▶ **Required task**: Copy out each line below exactly as it appears.

** start Data entries **

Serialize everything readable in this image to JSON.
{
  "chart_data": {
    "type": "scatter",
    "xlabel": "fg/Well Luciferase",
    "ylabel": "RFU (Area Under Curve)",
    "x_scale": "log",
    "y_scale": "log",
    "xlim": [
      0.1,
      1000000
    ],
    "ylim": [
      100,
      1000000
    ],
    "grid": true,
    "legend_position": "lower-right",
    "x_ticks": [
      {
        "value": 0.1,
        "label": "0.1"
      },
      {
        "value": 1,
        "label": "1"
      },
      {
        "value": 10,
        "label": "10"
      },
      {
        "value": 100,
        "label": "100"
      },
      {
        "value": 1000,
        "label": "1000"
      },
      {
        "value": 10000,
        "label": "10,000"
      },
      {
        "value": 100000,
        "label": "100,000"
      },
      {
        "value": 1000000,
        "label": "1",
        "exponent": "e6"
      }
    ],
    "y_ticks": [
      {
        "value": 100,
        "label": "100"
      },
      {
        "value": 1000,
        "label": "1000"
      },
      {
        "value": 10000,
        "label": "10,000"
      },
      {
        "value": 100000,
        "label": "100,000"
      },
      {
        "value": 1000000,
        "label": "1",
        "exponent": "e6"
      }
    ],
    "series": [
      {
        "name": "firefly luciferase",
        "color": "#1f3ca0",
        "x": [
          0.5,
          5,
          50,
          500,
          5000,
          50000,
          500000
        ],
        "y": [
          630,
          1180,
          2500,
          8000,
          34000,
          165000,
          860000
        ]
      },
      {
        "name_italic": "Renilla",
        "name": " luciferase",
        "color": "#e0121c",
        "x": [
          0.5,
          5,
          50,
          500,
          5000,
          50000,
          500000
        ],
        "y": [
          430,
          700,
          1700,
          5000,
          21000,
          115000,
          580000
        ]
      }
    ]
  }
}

** end Data entries **

▶ **Solution to the exercise**:
Serialize everything readable in this image to JSON.
{
  "chart_data": {
    "type": "scatter",
    "xlabel": "fg/Well Luciferase",
    "ylabel": "RFU (Area Under Curve)",
    "x_scale": "log",
    "y_scale": "log",
    "xlim": [
      0.1,
      1000000
    ],
    "ylim": [
      100,
      1000000
    ],
    "grid": true,
    "legend_position": "lower-right",
    "x_ticks": [
      {
        "value": 0.1,
        "label": "0.1"
      },
      {
        "value": 1,
        "label": "1"
      },
      {
        "value": 10,
        "label": "10"
      },
      {
        "value": 100,
        "label": "100"
      },
      {
        "value": 1000,
        "label": "1000"
      },
      {
        "value": 10000,
        "label": "10,000"
      },
      {
        "value": 100000,
        "label": "100,000"
      },
      {
        "value": 1000000,
        "label": "1",
        "exponent": "e6"
      }
    ],
    "y_ticks": [
      {
        "value": 100,
        "label": "100"
      },
      {
        "value": 1000,
        "label": "1000"
      },
      {
        "value": 10000,
        "label": "10,000"
      },
      {
        "value": 100000,
        "label": "100,000"
      },
      {
        "value": 1000000,
        "label": "1",
        "exponent": "e6"
      }
    ],
    "series": [
      {
        "name": "firefly luciferase",
        "color": "#1f3ca0",
        "x": [
          0.5,
          5,
          50,
          500,
          5000,
          50000,
          500000
        ],
        "y": [
          630,
          1180,
          2500,
          8000,
          34000,
          165000,
          860000
        ]
      },
      {
        "name_italic": "Renilla",
        "name": " luciferase",
        "color": "#e0121c",
        "x": [
          0.5,
          5,
          50,
          500,
          5000,
          50000,
          500000
        ],
        "y": [
          430,
          700,
          1700,
          5000,
          21000,
          115000,
          580000
        ]
      }
    ]
  }
}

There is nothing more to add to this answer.